_Stated problem_. Each line of the material below that holds the word "TradingView" needs to be copied.

_Data for processing_.
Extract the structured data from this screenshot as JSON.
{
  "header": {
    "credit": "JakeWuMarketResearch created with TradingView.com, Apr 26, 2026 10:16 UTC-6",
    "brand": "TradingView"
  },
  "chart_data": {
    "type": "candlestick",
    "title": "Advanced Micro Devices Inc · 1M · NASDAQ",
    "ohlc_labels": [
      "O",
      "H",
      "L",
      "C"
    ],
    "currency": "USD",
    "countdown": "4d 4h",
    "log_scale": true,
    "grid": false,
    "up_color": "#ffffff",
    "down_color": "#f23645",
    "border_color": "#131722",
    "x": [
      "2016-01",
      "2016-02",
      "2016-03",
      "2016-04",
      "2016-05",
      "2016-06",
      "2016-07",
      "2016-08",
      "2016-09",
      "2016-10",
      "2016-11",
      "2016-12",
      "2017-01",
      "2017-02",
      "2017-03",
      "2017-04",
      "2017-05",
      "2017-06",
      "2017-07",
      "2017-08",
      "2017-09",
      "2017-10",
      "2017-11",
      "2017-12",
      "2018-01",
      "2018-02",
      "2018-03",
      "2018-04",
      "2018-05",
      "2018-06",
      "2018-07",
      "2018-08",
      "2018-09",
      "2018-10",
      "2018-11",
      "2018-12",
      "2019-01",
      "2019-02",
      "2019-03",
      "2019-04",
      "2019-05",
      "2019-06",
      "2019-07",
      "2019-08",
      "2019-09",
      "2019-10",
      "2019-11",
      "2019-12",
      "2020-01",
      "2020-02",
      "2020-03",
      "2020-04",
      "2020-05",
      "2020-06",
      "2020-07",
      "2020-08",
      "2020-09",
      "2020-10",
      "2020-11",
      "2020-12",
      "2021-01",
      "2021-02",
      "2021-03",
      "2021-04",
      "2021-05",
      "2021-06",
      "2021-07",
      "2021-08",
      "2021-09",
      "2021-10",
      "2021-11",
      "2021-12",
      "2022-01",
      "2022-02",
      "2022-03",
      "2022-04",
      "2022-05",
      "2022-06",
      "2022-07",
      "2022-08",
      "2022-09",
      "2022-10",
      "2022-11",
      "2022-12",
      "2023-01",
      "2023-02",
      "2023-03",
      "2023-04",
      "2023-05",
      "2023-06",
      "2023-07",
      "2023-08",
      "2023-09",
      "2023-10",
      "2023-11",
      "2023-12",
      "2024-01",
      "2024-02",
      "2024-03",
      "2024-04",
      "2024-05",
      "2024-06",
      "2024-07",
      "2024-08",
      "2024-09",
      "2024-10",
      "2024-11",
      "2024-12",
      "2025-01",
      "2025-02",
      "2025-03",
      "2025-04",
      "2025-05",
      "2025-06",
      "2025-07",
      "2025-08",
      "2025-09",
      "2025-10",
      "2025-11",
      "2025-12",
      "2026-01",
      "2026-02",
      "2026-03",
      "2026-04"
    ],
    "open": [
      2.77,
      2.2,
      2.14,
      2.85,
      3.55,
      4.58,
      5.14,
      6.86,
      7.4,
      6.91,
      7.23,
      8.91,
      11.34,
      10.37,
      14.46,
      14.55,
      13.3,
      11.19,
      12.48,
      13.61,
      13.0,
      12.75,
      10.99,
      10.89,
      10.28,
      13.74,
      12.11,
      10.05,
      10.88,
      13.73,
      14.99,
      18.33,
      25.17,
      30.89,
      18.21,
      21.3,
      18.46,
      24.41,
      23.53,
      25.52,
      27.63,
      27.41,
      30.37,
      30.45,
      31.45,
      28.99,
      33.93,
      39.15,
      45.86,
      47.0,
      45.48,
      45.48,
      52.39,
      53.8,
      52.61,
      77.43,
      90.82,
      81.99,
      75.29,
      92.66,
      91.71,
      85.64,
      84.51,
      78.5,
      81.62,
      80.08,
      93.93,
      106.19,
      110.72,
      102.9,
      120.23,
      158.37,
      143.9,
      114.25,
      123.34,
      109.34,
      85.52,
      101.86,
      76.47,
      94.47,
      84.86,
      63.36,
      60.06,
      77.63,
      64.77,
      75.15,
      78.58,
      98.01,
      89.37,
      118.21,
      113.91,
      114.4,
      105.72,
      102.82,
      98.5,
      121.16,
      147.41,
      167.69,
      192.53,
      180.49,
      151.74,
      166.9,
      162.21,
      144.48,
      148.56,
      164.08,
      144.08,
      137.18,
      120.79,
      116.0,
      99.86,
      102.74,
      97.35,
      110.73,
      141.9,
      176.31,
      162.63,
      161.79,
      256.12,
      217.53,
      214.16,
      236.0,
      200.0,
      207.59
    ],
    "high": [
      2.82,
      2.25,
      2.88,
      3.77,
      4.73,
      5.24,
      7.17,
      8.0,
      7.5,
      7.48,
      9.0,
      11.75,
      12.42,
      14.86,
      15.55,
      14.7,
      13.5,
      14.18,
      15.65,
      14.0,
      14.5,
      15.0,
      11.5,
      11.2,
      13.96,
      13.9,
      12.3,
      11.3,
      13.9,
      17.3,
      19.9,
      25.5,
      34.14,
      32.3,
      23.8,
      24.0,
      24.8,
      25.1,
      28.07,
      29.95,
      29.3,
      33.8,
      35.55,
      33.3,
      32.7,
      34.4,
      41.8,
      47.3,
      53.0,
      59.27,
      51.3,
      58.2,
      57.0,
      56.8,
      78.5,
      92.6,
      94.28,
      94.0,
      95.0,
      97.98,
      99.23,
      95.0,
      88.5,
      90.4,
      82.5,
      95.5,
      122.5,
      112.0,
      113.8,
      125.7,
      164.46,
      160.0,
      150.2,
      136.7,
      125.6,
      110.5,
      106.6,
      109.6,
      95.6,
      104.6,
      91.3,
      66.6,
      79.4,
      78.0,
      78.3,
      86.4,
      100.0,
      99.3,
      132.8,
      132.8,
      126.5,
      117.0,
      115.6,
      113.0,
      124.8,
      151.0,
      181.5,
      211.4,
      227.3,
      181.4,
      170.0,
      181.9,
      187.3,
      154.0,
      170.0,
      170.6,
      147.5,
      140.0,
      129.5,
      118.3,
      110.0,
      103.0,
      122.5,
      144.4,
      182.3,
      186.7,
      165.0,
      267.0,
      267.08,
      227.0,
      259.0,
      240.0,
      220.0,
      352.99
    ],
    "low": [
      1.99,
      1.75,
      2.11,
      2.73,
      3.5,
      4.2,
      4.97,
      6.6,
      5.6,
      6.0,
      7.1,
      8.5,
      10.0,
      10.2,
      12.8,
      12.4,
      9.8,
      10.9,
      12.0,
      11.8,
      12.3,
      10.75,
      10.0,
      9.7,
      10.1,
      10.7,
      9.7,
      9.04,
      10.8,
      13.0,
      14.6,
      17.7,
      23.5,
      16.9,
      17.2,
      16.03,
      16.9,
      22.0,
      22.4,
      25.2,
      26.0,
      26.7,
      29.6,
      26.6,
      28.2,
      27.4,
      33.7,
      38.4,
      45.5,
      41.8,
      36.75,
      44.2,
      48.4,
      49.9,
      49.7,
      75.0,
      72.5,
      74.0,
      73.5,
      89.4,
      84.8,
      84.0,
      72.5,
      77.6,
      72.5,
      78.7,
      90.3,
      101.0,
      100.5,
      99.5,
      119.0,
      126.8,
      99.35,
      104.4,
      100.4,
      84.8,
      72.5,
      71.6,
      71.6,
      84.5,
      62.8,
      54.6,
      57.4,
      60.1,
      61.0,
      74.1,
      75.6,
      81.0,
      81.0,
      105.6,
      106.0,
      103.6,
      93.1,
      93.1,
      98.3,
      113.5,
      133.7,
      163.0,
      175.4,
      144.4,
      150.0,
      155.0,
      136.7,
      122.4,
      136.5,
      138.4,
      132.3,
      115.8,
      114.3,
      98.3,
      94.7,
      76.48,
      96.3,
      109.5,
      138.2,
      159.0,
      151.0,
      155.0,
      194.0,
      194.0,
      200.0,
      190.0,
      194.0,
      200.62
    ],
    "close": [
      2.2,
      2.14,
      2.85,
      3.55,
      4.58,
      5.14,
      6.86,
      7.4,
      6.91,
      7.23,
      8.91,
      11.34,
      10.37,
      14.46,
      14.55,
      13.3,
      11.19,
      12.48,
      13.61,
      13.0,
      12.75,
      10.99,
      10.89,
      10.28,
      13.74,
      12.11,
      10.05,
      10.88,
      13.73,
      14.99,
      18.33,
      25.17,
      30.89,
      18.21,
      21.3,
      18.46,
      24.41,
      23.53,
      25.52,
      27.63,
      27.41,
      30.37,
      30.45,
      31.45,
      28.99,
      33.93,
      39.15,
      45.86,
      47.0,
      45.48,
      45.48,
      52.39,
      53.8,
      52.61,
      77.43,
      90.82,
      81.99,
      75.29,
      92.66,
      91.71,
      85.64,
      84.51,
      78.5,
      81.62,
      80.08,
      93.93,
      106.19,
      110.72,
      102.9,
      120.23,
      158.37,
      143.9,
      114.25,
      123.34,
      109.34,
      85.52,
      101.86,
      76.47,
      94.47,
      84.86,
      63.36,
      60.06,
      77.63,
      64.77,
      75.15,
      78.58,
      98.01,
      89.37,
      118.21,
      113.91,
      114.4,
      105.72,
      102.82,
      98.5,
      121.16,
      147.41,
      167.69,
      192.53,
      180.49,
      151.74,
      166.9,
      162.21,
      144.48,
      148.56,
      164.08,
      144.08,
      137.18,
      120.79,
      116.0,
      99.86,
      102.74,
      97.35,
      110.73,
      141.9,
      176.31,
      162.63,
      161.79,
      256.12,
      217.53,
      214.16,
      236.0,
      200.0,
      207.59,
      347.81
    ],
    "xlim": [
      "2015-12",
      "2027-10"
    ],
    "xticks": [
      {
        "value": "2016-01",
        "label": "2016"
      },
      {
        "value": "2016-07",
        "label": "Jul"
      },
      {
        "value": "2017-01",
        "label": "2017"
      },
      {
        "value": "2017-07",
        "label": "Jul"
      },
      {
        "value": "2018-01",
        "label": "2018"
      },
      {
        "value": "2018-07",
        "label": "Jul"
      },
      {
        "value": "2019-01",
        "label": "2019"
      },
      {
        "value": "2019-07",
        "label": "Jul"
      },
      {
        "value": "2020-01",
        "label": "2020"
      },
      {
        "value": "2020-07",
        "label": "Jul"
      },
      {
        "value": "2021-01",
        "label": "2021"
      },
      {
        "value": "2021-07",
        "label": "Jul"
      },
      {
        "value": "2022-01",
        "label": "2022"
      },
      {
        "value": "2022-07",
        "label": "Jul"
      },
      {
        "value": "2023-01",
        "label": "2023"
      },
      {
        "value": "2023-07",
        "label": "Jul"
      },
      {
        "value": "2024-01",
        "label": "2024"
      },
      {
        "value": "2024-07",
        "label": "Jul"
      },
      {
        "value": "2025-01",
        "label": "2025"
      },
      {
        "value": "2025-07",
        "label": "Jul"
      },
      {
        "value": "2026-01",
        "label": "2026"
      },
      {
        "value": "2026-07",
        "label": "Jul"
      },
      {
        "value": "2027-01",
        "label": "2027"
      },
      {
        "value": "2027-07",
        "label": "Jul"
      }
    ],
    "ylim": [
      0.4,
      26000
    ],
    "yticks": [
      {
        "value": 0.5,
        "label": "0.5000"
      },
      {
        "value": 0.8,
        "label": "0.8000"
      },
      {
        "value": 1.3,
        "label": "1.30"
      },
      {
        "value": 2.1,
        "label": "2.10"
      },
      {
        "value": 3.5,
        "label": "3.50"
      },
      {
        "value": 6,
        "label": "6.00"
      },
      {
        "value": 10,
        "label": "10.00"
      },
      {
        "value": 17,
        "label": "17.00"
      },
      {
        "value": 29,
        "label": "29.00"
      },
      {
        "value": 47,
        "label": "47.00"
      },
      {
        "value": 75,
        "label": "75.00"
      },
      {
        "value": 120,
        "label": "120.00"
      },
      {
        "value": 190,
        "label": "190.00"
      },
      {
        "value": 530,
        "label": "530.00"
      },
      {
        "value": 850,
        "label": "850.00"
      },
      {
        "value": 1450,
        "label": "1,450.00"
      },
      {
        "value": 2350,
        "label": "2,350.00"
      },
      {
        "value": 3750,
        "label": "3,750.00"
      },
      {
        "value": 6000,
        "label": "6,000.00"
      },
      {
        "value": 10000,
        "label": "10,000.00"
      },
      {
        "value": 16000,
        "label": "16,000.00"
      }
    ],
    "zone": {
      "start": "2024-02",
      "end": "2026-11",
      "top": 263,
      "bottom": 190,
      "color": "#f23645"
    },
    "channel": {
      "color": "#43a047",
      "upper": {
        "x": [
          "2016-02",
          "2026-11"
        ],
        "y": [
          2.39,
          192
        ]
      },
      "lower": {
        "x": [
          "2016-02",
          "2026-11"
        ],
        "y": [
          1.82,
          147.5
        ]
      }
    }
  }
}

_Solution to this exercise_.
    "credit": "JakeWuMarketResearch created with TradingView.com, Apr 26, 2026 10:16 UTC-6",
    "brand": "TradingView"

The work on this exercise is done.